◆ What you have to do ◆
Pictures do not belong in the copy; restate the records below word for word.

[BEGIN Records for the exercise]

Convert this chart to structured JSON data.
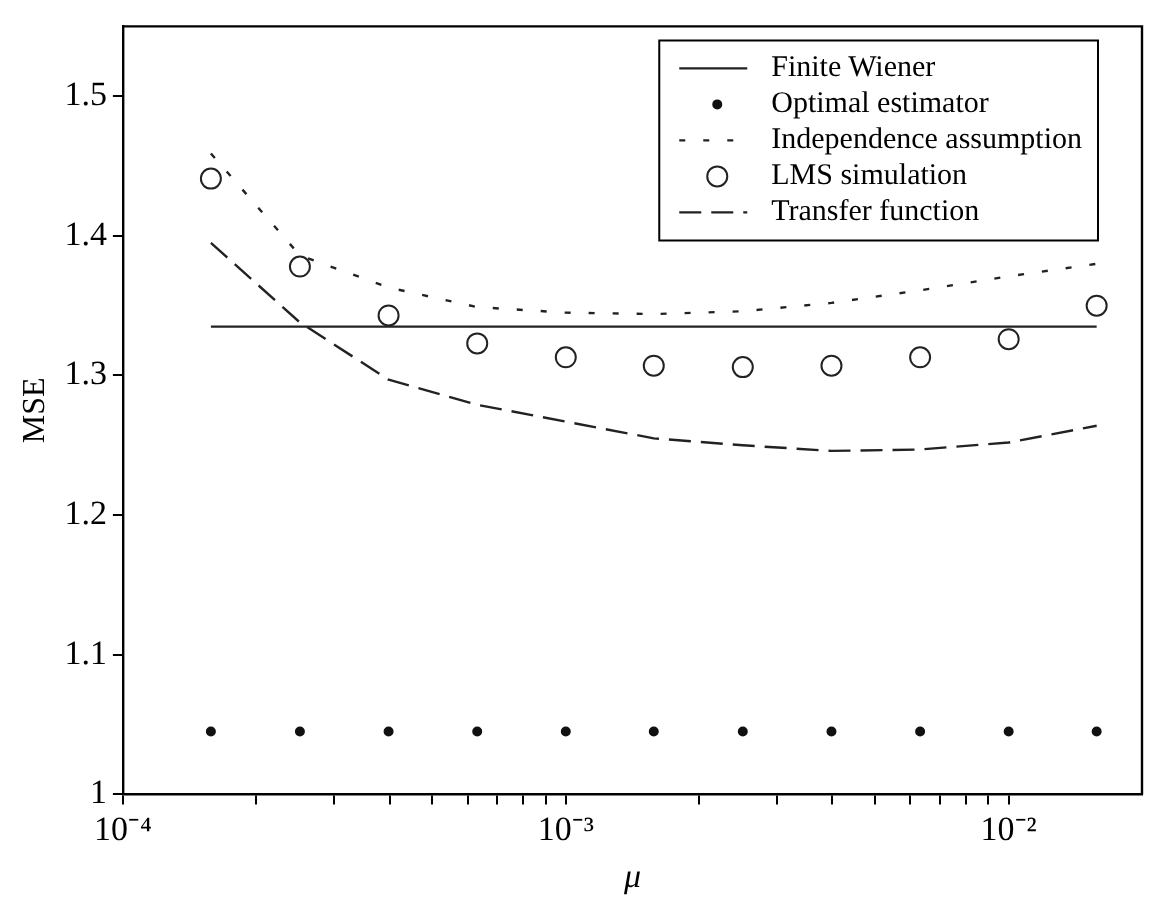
{
  "chart_data": {
    "type": "line",
    "xlabel": "μ",
    "ylabel": "MSE",
    "log": "x",
    "grid": false,
    "legend": "top right",
    "x": [
      0.000158,
      0.000251,
      0.000398,
      0.000631,
      0.001,
      0.00158,
      0.00251,
      0.00398,
      0.00631,
      0.01,
      0.0158
    ],
    "xlim": [
      0.0001,
      0.02
    ],
    "xticks": [
      {
        "value": 0.0001,
        "label": "10⁻⁴"
      },
      {
        "value": 0.0002,
        "label": null
      },
      {
        "value": 0.0003,
        "label": null
      },
      {
        "value": 0.0004,
        "label": null
      },
      {
        "value": 0.0005,
        "label": null
      },
      {
        "value": 0.0006,
        "label": null
      },
      {
        "value": 0.0007,
        "label": null
      },
      {
        "value": 0.0008,
        "label": null
      },
      {
        "value": 0.0009,
        "label": null
      },
      {
        "value": 0.001,
        "label": "10⁻³"
      },
      {
        "value": 0.002,
        "label": null
      },
      {
        "value": 0.003,
        "label": null
      },
      {
        "value": 0.004,
        "label": null
      },
      {
        "value": 0.005,
        "label": null
      },
      {
        "value": 0.006,
        "label": null
      },
      {
        "value": 0.007,
        "label": null
      },
      {
        "value": 0.008,
        "label": null
      },
      {
        "value": 0.009,
        "label": null
      },
      {
        "value": 0.01,
        "label": "10⁻²"
      }
    ],
    "ylim": [
      1,
      1.55
    ],
    "yticks": [
      1,
      1.1,
      1.2,
      1.3,
      1.4,
      1.5
    ],
    "series": [
      {
        "name": "Finite Wiener",
        "line_style": "solid",
        "marker": "none",
        "color": "#222222",
        "values": [
          1.335,
          1.335,
          1.335,
          1.335,
          1.335,
          1.335,
          1.335,
          1.335,
          1.335,
          1.335,
          1.335
        ]
      },
      {
        "name": "Optimal estimator",
        "type": "scatter",
        "marker": "circle",
        "color": "#111111",
        "values": [
          1.045,
          1.045,
          1.045,
          1.045,
          1.045,
          1.045,
          1.045,
          1.045,
          1.045,
          1.045,
          1.045
        ]
      },
      {
        "name": "Independence assumption",
        "line_style": "dotted",
        "marker": "none",
        "color": "#222222",
        "values": [
          1.459,
          1.386,
          1.363,
          1.349,
          1.345,
          1.344,
          1.346,
          1.352,
          1.361,
          1.371,
          1.38
        ]
      },
      {
        "name": "LMS simulation",
        "type": "scatter",
        "marker": "circle",
        "color": "#222222",
        "values": [
          1.441,
          1.378,
          1.343,
          1.323,
          1.313,
          1.307,
          1.306,
          1.307,
          1.313,
          1.326,
          1.35
        ]
      },
      {
        "name": "Transfer function",
        "line_style": "dashed",
        "marker": "none",
        "color": "#222222",
        "values": [
          1.395,
          1.338,
          1.297,
          1.279,
          1.267,
          1.255,
          1.25,
          1.246,
          1.247,
          1.252,
          1.264
        ]
      }
    ]
  }
}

[END Records for the exercise]

◆ Response ◆
Convert this chart to structured JSON data.
{
  "chart_data": {
    "type": "line",
    "xlabel": "μ",
    "ylabel": "MSE",
    "log": "x",
    "grid": false,
    "legend": "top right",
    "x": [
      0.000158,
      0.000251,
      0.000398,
      0.000631,
      0.001,
      0.00158,
      0.00251,
      0.00398,
      0.00631,
      0.01,
      0.0158
    ],
    "xlim": [
      0.0001,
      0.02
    ],
    "xticks": [
      {
        "value": 0.0001,
        "label": "10⁻⁴"
      },
      {
        "value": 0.0002,
        "label": null
      },
      {
        "value": 0.0003,
        "label": null
      },
      {
        "value": 0.0004,
        "label": null
      },
      {
        "value": 0.0005,
        "label": null
      },
      {
        "value": 0.0006,
        "label": null
      },
      {
        "value": 0.0007,
        "label": null
      },
      {
        "value": 0.0008,
        "label": null
      },
      {
        "value": 0.0009,
        "label": null
      },
      {
        "value": 0.001,
        "label": "10⁻³"
      },
      {
        "value": 0.002,
        "label": null
      },
      {
        "value": 0.003,
        "label": null
      },
      {
        "value": 0.004,
        "label": null
      },
      {
        "value": 0.005,
        "label": null
      },
      {
        "value": 0.006,
        "label": null
      },
      {
        "value": 0.007,
        "label": null
      },
      {
        "value": 0.008,
        "label": null
      },
      {
        "value": 0.009,
        "label": null
      },
      {
        "value": 0.01,
        "label": "10⁻²"
      }
    ],
    "ylim": [
      1,
      1.55
    ],
    "yticks": [
      1,
      1.1,
      1.2,
      1.3,
      1.4,
      1.5
    ],
    "series": [
      {
        "name": "Finite Wiener",
        "line_style": "solid",
        "marker": "none",
        "color": "#222222",
        "values": [
          1.335,
          1.335,
          1.335,
          1.335,
          1.335,
          1.335,
          1.335,
          1.335,
          1.335,
          1.335,
          1.335
        ]
      },
      {
        "name": "Optimal estimator",
        "type": "scatter",
        "marker": "circle",
        "color": "#111111",
        "values": [
          1.045,
          1.045,
          1.045,
          1.045,
          1.045,
          1.045,
          1.045,
          1.045,
          1.045,
          1.045,
          1.045
        ]
      },
      {
        "name": "Independence assumption",
        "line_style": "dotted",
        "marker": "none",
        "color": "#222222",
        "values": [
          1.459,
          1.386,
          1.363,
          1.349,
          1.345,
          1.344,
          1.346,
          1.352,
          1.361,
          1.371,
          1.38
        ]
      },
      {
        "name": "LMS simulation",
        "type": "scatter",
        "marker": "circle",
        "color": "#222222",
        "values": [
          1.441,
          1.378,
          1.343,
          1.323,
          1.313,
          1.307,
          1.306,
          1.307,
          1.313,
          1.326,
          1.35
        ]
      },
      {
        "name": "Transfer function",
        "line_style": "dashed",
        "marker": "none",
        "color": "#222222",
        "values": [
          1.395,
          1.338,
          1.297,
          1.279,
          1.267,
          1.255,
          1.25,
          1.246,
          1.247,
          1.252,
          1.264
        ]
      }
    ]
  }
}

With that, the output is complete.